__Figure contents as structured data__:
┌──

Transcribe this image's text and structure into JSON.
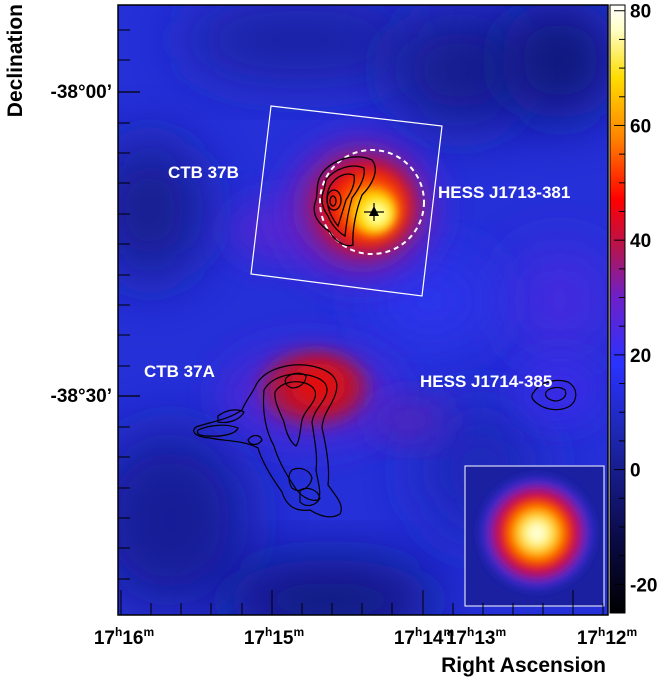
{
  "axes": {
    "xlabel": "Right Ascension",
    "ylabel": "Declination"
  },
  "ra_ticks": [
    {
      "h": "17",
      "m": "16"
    },
    {
      "h": "17",
      "m": "15"
    },
    {
      "h": "17",
      "m": "14"
    },
    {
      "h": "17",
      "m": "13"
    },
    {
      "h": "17",
      "m": "12"
    }
  ],
  "dec_ticks": [
    "-38°00’",
    "-38°30’"
  ],
  "colorbar": {
    "ticks": [
      "80",
      "60",
      "40",
      "20",
      "0",
      "-20"
    ],
    "range": [
      -25,
      81
    ]
  },
  "annotations": {
    "ctb37b": "CTB 37B",
    "hess1713": "HESS J1713-381",
    "ctb37a": "CTB 37A",
    "hess1714": "HESS J1714-385"
  },
  "colors": {
    "frame": "#000000",
    "overlay_lines": "#ffffff",
    "contours": "#000000",
    "colormap": [
      "#000000",
      "#0a0a46",
      "#1e28b4",
      "#2a32ff",
      "#6e20c8",
      "#b41450",
      "#ff0000",
      "#ff8200",
      "#ffdc00",
      "#ffffc8",
      "#ffffff"
    ]
  }
}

└──

__Work to be completed__: Write out the entries above word for word. Do not include the pictures.

__Response__:
Transcribe this image's text and structure into JSON.
{
  "axes": {
    "xlabel": "Right Ascension",
    "ylabel": "Declination"
  },
  "ra_ticks": [
    {
      "h": "17",
      "m": "16"
    },
    {
      "h": "17",
      "m": "15"
    },
    {
      "h": "17",
      "m": "14"
    },
    {
      "h": "17",
      "m": "13"
    },
    {
      "h": "17",
      "m": "12"
    }
  ],
  "dec_ticks": [
    "-38°00’",
    "-38°30’"
  ],
  "colorbar": {
    "ticks": [
      "80",
      "60",
      "40",
      "20",
      "0",
      "-20"
    ],
    "range": [
      -25,
      81
    ]
  },
  "annotations": {
    "ctb37b": "CTB 37B",
    "hess1713": "HESS J1713-381",
    "ctb37a": "CTB 37A",
    "hess1714": "HESS J1714-385"
  },
  "colors": {
    "frame": "#000000",
    "overlay_lines": "#ffffff",
    "contours": "#000000",
    "colormap": [
      "#000000",
      "#0a0a46",
      "#1e28b4",
      "#2a32ff",
      "#6e20c8",
      "#b41450",
      "#ff0000",
      "#ff8200",
      "#ffdc00",
      "#ffffc8",
      "#ffffff"
    ]
  }
}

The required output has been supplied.